→ Task to carry out
Records follow. Copy every line with "this".

→ Dataset records
---*---

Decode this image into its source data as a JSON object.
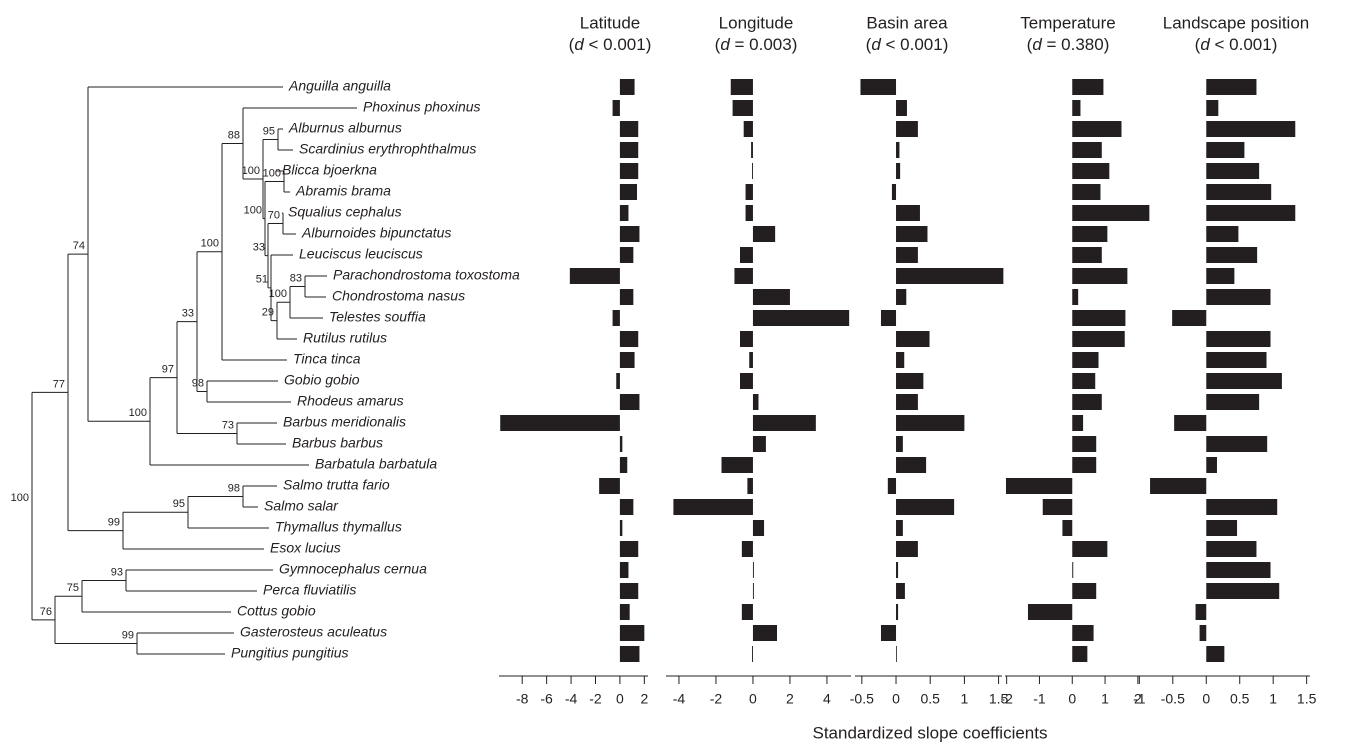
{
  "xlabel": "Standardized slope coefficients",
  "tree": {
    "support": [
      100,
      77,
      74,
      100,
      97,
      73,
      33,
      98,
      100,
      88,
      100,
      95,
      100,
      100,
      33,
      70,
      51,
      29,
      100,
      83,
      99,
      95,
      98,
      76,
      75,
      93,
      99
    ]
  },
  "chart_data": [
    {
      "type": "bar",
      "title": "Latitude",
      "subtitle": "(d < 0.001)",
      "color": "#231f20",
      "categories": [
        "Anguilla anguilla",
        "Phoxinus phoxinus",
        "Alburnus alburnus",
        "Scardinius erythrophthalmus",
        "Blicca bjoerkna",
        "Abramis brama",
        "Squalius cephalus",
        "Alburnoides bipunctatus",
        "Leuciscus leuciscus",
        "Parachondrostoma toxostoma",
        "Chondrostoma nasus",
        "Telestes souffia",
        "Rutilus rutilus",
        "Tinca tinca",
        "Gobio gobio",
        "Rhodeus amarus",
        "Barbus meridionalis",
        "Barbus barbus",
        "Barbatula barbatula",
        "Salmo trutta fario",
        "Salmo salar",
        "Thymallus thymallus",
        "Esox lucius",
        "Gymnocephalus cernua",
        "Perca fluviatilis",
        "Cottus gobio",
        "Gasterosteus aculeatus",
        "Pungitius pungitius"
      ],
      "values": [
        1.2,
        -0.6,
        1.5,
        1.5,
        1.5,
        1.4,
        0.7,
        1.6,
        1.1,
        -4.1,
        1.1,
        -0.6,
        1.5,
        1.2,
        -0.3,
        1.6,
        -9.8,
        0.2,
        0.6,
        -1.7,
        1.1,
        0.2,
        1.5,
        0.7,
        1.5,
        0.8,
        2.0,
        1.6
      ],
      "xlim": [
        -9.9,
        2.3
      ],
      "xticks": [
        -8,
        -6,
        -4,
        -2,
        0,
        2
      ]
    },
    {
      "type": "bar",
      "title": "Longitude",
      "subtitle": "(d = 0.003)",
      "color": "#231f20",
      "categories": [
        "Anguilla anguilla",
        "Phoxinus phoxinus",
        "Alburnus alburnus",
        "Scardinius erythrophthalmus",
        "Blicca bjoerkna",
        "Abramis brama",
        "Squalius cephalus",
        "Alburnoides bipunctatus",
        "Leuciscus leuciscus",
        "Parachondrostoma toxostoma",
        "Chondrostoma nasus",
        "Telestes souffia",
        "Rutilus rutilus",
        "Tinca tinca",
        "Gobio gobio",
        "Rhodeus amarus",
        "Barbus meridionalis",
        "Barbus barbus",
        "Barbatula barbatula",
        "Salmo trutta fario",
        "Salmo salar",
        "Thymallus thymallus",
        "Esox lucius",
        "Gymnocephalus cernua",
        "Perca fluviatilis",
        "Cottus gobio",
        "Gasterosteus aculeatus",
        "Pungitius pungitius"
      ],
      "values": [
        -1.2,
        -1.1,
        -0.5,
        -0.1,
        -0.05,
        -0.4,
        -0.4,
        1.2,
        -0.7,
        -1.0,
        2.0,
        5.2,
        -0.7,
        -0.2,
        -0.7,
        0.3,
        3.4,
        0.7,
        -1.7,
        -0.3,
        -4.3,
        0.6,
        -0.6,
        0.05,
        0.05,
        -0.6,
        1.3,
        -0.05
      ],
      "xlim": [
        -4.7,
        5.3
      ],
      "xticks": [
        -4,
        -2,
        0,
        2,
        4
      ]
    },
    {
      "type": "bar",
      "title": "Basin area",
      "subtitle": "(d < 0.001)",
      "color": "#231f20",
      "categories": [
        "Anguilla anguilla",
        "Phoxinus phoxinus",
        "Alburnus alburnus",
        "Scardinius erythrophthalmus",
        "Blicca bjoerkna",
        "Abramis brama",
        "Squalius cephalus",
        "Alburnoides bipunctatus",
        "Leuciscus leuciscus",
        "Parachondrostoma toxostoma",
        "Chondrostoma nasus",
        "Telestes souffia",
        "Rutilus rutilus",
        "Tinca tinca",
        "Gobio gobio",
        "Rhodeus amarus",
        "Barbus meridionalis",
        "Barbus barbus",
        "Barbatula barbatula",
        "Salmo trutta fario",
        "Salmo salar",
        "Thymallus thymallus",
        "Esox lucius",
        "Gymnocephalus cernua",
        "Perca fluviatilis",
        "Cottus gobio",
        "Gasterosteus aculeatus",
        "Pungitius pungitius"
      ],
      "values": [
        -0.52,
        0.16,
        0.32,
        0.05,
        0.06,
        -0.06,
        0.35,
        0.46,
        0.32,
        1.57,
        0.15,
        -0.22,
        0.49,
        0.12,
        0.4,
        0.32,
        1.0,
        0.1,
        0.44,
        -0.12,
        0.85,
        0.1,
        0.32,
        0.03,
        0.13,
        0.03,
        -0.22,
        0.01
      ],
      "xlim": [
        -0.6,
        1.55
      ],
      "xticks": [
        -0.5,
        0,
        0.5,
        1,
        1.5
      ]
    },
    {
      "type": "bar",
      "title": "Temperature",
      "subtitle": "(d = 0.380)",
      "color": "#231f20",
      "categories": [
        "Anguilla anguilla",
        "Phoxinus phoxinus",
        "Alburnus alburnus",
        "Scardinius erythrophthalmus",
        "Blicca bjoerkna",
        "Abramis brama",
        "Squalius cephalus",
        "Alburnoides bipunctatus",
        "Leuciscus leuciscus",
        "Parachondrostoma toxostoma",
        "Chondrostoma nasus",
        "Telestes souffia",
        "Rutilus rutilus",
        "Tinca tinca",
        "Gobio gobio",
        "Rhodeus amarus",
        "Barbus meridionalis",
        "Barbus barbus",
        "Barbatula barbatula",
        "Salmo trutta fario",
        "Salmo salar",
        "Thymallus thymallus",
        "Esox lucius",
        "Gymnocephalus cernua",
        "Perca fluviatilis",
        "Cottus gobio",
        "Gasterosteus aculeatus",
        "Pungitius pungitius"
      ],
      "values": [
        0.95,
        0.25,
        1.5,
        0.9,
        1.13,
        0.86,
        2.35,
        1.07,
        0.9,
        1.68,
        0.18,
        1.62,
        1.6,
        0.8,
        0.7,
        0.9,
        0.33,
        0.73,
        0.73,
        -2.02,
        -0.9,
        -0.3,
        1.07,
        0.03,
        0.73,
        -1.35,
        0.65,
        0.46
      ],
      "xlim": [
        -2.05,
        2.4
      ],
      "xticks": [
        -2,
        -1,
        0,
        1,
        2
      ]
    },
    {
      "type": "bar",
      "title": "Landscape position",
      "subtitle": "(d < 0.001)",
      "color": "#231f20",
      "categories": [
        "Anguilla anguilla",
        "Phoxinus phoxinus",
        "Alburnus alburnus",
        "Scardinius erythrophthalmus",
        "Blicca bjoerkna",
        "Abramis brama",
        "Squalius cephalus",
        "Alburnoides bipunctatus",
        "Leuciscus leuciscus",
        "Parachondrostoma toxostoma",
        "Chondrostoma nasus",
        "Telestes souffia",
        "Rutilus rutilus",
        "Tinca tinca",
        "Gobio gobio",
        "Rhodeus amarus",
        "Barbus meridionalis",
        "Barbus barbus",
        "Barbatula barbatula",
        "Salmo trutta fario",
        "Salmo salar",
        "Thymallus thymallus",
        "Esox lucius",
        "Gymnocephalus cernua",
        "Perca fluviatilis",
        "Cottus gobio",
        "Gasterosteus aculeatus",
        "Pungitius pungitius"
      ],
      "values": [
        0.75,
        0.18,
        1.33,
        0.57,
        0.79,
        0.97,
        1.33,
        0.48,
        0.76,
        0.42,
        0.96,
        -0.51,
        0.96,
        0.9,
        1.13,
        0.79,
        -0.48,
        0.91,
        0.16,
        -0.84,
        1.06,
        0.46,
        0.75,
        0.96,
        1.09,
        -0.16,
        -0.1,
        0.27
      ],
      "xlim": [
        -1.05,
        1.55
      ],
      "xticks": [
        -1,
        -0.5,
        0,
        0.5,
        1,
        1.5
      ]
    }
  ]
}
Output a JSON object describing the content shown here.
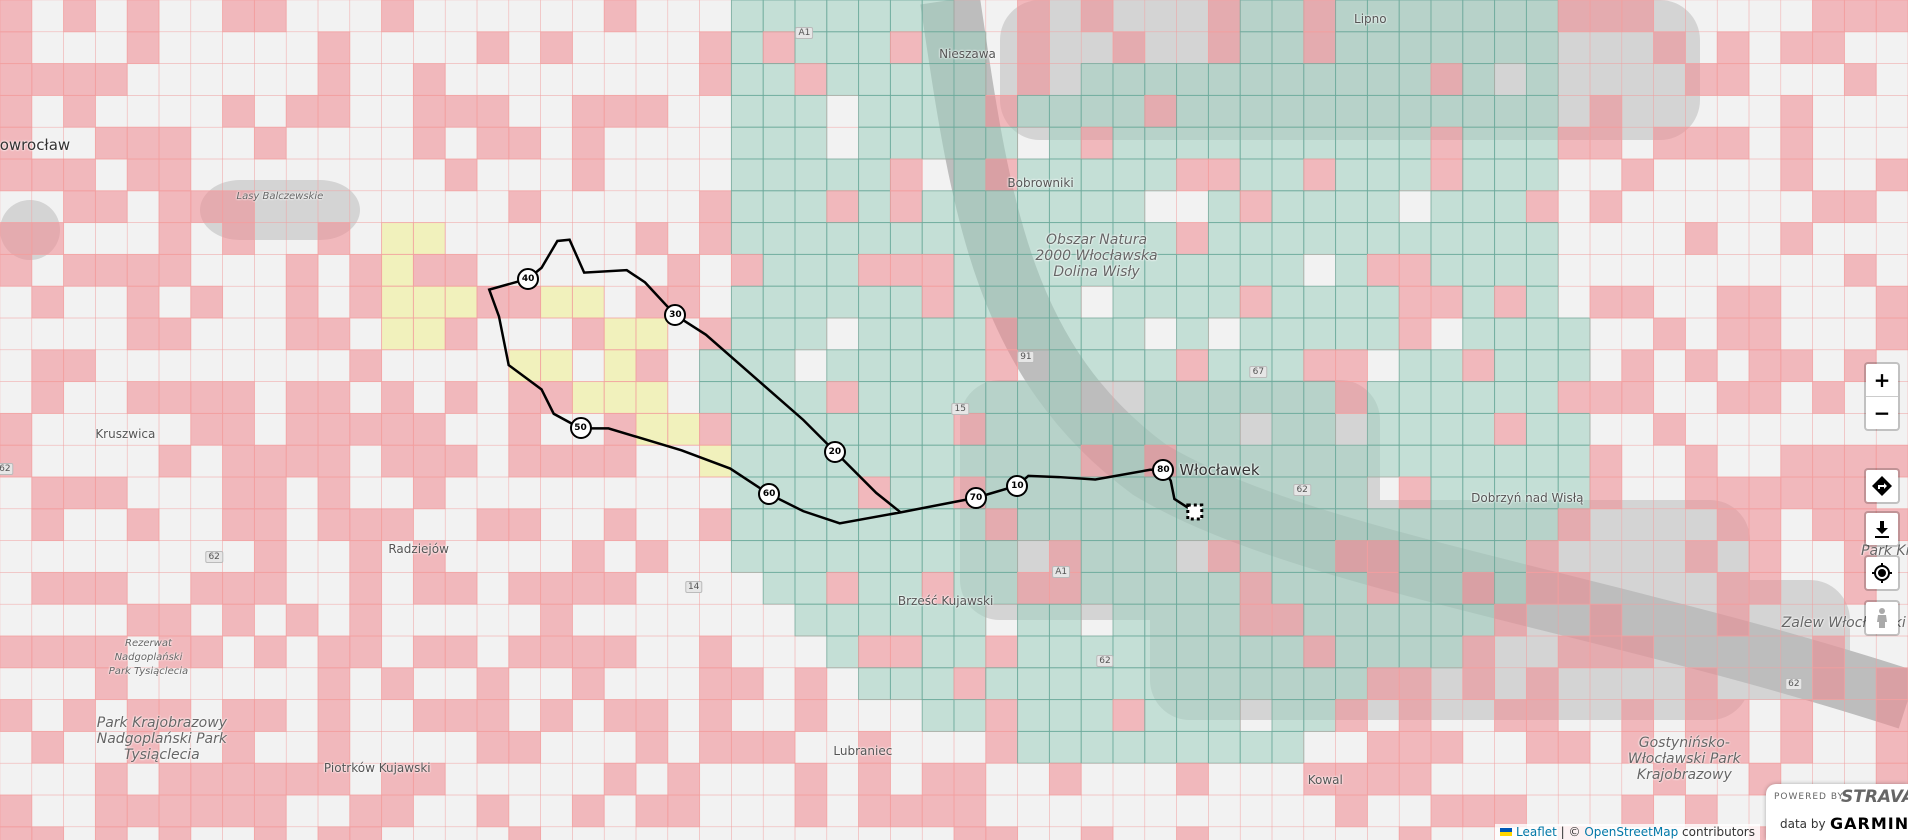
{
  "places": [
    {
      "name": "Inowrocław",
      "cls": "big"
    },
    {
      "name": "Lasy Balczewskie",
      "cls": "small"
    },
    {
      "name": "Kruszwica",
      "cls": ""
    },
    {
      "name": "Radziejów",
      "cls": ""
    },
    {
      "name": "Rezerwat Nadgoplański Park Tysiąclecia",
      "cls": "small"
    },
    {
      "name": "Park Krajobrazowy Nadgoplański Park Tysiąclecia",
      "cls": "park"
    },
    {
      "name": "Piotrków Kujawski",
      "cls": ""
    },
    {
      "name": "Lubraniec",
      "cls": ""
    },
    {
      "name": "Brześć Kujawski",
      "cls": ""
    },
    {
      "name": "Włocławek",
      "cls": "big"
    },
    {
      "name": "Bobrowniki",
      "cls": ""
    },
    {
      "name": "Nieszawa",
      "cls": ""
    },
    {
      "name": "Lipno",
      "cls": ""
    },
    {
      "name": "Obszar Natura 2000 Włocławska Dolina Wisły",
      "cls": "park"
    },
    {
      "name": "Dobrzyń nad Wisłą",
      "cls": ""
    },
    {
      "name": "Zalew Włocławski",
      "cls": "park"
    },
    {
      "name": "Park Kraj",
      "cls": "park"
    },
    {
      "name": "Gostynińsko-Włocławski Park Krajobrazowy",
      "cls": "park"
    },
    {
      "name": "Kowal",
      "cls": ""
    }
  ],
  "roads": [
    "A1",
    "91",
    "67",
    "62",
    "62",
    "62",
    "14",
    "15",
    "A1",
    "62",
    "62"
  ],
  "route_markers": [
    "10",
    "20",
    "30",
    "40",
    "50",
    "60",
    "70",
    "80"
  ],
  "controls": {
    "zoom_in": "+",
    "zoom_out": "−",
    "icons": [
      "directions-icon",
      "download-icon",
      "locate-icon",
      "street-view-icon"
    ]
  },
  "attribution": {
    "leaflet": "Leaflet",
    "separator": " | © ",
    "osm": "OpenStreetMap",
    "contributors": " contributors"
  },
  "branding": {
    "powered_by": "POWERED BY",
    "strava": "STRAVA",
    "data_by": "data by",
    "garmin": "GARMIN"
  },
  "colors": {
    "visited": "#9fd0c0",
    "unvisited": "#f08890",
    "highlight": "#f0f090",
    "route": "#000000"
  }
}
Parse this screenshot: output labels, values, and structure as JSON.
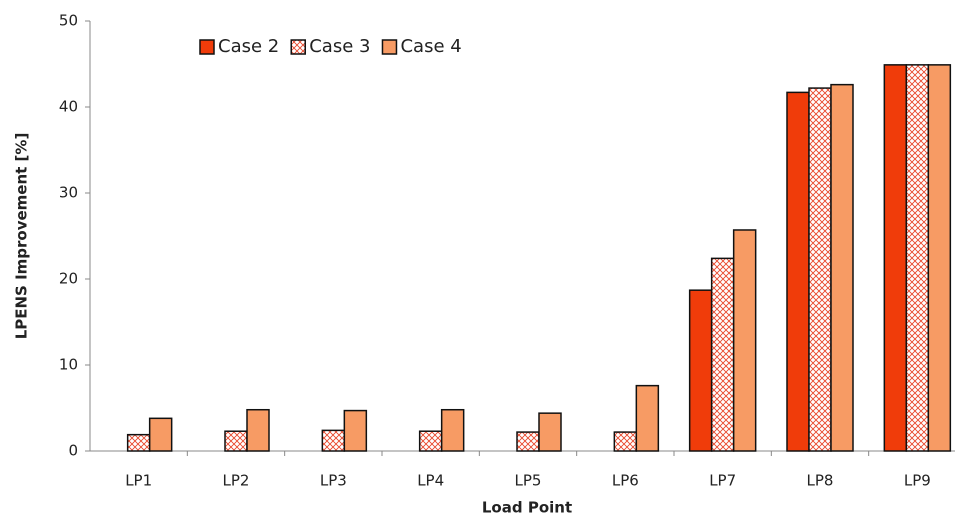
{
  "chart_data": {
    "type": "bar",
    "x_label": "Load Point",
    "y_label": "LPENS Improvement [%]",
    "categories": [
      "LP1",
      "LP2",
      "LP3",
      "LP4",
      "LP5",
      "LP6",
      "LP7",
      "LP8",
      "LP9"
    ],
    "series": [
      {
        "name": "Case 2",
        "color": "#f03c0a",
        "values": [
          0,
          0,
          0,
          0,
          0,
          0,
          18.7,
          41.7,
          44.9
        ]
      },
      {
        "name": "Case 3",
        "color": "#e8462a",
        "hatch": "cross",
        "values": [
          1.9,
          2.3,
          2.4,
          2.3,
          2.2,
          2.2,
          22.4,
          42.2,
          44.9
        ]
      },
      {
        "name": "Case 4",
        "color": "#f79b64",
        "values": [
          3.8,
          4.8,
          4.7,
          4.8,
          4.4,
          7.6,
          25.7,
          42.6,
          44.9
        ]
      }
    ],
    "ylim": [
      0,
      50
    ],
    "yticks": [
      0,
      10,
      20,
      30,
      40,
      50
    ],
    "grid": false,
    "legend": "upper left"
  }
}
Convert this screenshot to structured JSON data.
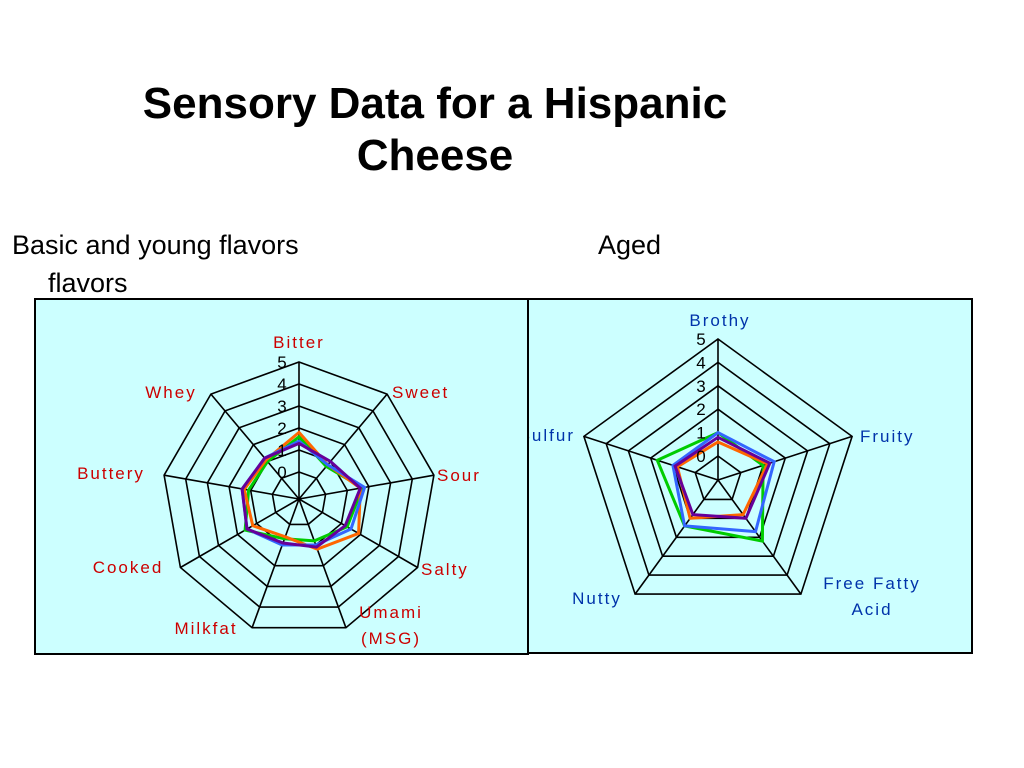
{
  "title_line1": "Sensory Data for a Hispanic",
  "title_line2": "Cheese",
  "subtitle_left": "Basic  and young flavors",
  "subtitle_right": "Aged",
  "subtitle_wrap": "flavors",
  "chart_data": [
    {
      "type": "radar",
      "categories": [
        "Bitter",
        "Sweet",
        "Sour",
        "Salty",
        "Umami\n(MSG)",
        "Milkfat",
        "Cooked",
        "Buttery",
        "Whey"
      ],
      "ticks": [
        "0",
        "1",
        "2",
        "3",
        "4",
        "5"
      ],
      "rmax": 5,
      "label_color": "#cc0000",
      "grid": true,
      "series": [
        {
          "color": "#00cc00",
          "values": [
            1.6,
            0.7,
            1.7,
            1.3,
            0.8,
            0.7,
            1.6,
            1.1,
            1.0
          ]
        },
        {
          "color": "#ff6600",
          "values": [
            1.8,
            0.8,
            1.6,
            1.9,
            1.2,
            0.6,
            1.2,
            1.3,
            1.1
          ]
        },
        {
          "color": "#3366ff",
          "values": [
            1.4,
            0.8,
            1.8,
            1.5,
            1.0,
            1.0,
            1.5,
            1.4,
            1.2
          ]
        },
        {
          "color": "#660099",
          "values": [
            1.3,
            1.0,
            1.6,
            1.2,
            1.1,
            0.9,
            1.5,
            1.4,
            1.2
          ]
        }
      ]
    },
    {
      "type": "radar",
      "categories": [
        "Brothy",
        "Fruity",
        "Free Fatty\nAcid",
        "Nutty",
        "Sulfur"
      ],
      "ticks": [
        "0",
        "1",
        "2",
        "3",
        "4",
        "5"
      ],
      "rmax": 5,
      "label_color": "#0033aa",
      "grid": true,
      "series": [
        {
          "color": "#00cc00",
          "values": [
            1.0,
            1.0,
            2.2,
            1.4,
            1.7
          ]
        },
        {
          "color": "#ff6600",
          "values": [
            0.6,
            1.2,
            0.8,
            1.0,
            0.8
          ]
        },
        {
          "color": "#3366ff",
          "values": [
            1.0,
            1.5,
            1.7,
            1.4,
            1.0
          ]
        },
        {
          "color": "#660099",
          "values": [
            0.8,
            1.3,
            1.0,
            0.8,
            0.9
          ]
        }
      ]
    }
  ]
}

---*---

→ Worked answer
Decode this image into its source data as a JSON object.
Parse this screenshot: output labels, values, and structure as JSON.
Convert this screenshot to structured JSON data.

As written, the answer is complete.